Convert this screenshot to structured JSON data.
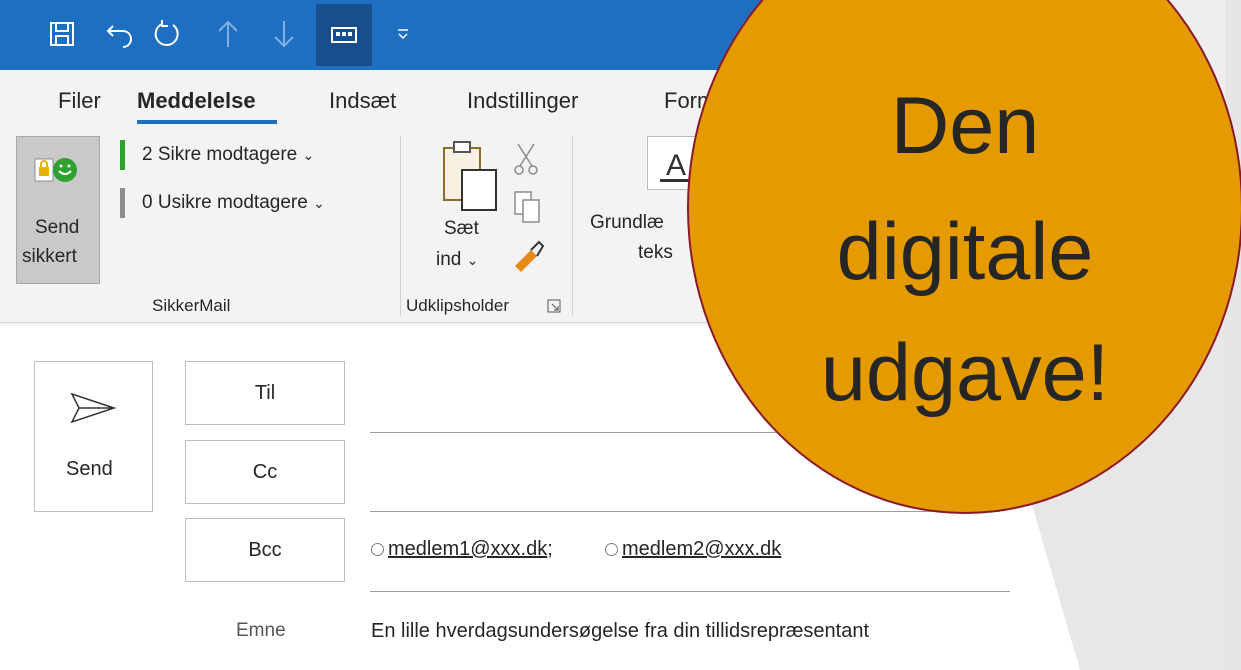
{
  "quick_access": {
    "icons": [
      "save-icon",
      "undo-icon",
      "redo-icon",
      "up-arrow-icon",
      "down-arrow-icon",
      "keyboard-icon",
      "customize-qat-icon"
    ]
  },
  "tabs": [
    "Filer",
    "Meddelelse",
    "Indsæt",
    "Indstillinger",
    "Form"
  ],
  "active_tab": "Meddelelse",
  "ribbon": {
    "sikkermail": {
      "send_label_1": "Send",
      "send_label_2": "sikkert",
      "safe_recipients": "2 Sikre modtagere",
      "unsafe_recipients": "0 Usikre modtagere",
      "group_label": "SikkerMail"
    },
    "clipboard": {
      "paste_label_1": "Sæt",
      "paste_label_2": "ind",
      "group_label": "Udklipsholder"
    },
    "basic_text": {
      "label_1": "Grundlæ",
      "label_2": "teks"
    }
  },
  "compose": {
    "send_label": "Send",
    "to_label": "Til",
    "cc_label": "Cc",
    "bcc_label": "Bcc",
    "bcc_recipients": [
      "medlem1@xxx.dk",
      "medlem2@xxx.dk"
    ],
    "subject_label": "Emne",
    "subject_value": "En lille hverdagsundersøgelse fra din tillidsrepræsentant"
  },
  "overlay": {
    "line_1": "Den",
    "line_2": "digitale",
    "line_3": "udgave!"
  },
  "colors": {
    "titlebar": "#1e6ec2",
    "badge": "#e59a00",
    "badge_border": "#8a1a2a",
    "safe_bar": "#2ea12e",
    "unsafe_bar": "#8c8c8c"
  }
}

--

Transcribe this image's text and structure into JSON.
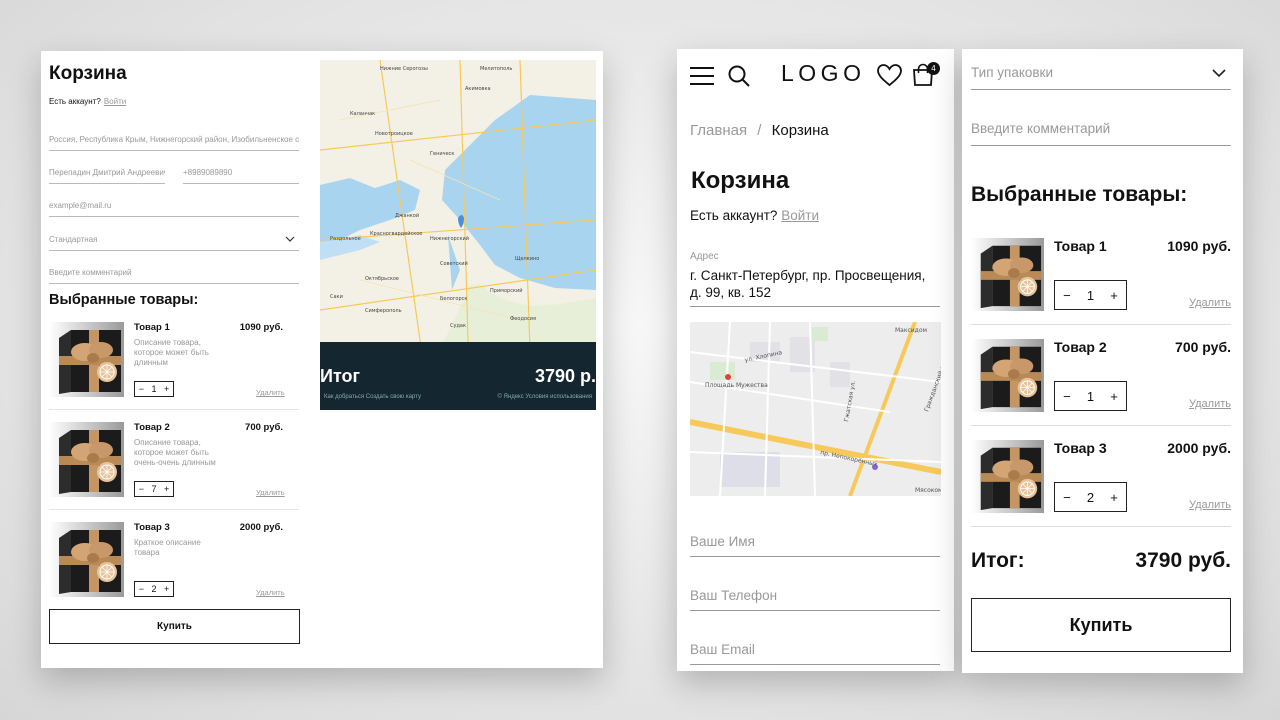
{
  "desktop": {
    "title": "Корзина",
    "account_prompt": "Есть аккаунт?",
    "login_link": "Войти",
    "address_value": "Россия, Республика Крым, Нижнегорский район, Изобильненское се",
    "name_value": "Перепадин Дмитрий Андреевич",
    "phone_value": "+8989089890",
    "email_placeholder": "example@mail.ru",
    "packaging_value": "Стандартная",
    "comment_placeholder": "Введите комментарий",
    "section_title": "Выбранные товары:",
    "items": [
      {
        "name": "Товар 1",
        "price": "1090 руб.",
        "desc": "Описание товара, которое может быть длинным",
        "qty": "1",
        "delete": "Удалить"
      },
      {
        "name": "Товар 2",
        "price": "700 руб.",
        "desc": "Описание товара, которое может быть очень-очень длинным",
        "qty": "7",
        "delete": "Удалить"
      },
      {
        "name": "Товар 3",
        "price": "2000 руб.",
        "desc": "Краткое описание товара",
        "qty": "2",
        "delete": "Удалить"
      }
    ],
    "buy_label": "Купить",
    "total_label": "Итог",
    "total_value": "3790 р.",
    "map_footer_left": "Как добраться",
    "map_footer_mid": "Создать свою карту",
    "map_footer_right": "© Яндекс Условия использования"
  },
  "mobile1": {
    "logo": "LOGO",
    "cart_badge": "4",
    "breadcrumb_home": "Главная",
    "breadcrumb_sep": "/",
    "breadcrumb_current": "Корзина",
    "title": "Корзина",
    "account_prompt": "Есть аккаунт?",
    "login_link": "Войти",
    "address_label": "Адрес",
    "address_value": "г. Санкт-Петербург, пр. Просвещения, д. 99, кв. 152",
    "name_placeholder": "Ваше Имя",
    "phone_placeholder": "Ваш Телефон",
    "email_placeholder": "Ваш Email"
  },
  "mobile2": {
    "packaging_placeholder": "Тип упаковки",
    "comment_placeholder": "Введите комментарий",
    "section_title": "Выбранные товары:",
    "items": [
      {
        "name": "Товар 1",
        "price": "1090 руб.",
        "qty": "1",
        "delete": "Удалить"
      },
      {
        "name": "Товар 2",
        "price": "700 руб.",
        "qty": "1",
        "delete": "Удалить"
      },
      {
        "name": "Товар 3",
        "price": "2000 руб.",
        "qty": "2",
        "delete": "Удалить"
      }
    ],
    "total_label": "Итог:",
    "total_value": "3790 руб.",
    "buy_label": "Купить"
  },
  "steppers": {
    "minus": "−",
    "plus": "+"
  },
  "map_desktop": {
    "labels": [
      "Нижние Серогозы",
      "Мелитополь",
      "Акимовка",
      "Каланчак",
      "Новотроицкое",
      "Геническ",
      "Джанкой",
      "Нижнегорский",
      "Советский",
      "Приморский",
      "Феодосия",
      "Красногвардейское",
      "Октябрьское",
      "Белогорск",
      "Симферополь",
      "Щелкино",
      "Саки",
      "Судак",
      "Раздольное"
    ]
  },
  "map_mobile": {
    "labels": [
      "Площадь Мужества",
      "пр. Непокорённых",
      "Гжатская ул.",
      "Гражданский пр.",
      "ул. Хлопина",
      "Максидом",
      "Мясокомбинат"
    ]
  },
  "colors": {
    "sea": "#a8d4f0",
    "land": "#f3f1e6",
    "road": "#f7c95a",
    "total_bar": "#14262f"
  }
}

==

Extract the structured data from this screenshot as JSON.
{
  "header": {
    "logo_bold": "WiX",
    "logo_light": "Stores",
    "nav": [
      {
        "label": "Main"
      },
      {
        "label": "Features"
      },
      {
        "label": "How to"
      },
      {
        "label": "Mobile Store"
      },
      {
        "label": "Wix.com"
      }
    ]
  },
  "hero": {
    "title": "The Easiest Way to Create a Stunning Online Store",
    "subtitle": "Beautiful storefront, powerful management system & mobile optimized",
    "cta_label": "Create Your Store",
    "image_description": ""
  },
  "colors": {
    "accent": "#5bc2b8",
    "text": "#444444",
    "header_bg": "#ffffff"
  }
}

CHALLENGE: Which lines in the data above contain "может"? Show each one.

OUTPUT FOR THIS TASK:
        "desc": "Описание товара, которое может быть длинным",
        "desc": "Описание товара, которое может быть очень-очень длинным",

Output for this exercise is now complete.